[Figure collection entries]
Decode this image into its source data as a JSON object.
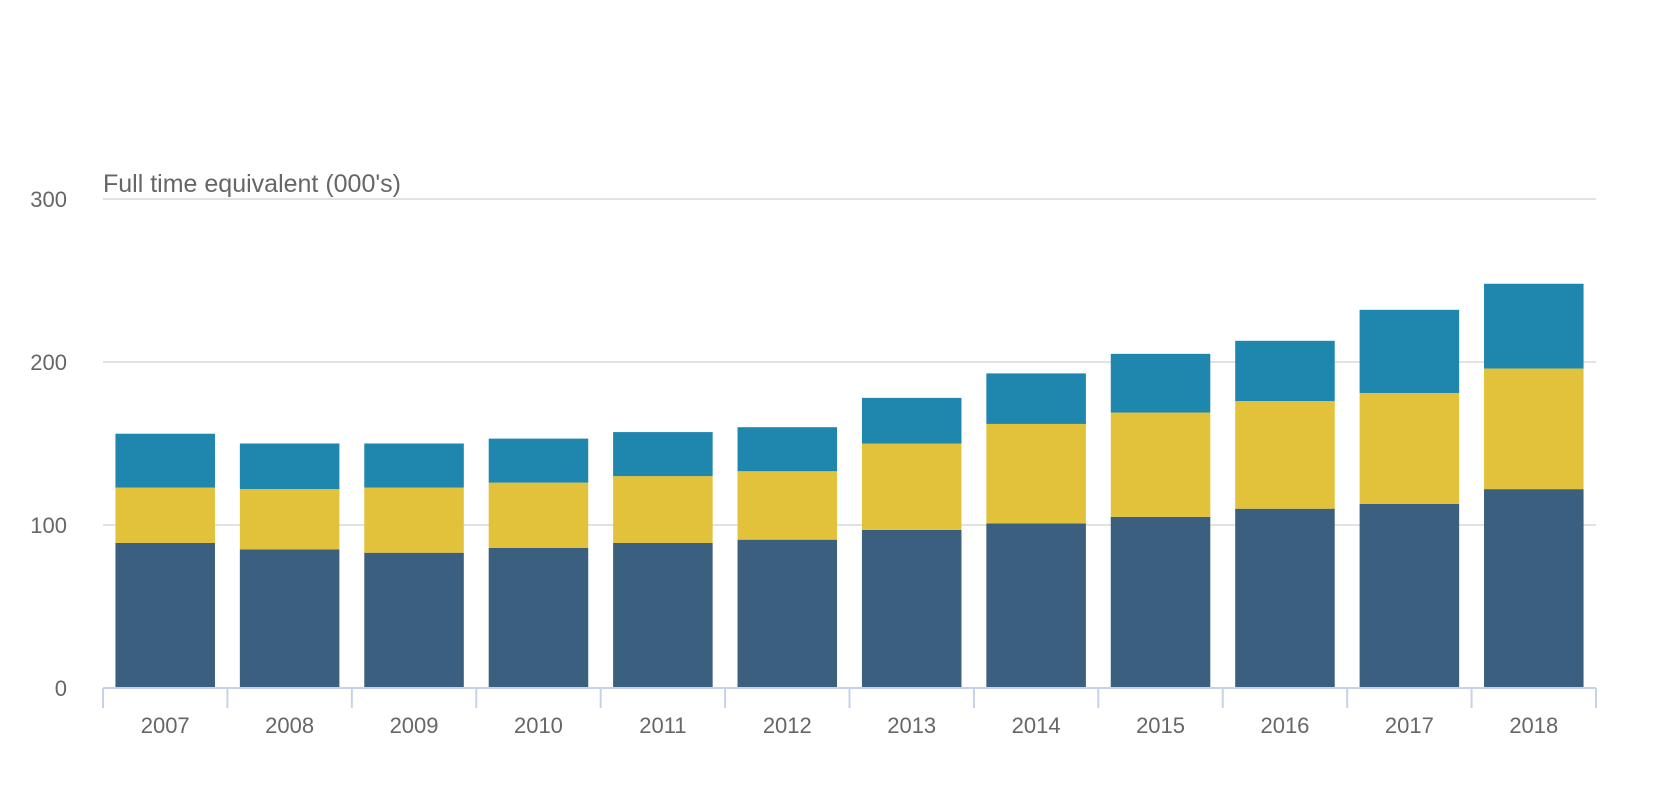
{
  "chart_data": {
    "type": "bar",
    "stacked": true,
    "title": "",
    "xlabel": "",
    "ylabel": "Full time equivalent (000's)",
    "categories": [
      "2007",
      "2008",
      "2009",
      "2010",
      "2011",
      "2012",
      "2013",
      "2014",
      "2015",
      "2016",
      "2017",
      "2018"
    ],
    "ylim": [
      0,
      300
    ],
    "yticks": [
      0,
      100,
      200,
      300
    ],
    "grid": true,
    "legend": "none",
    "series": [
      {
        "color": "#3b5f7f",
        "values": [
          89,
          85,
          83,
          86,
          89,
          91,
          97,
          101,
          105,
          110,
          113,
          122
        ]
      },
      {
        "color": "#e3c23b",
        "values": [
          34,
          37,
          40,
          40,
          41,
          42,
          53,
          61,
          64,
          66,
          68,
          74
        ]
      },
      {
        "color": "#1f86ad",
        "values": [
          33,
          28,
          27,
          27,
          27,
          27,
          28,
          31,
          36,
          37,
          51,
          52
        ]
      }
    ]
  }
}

## The task
The records above must be transcribed exactly. Pictures are left out of the copy.

## Solution to this problem
Decode this image into its source data as a JSON object.
{
  "chart_data": {
    "type": "bar",
    "stacked": true,
    "title": "",
    "xlabel": "",
    "ylabel": "Full time equivalent (000's)",
    "categories": [
      "2007",
      "2008",
      "2009",
      "2010",
      "2011",
      "2012",
      "2013",
      "2014",
      "2015",
      "2016",
      "2017",
      "2018"
    ],
    "ylim": [
      0,
      300
    ],
    "yticks": [
      0,
      100,
      200,
      300
    ],
    "grid": true,
    "legend": "none",
    "series": [
      {
        "color": "#3b5f7f",
        "values": [
          89,
          85,
          83,
          86,
          89,
          91,
          97,
          101,
          105,
          110,
          113,
          122
        ]
      },
      {
        "color": "#e3c23b",
        "values": [
          34,
          37,
          40,
          40,
          41,
          42,
          53,
          61,
          64,
          66,
          68,
          74
        ]
      },
      {
        "color": "#1f86ad",
        "values": [
          33,
          28,
          27,
          27,
          27,
          27,
          28,
          31,
          36,
          37,
          51,
          52
        ]
      }
    ]
  }
}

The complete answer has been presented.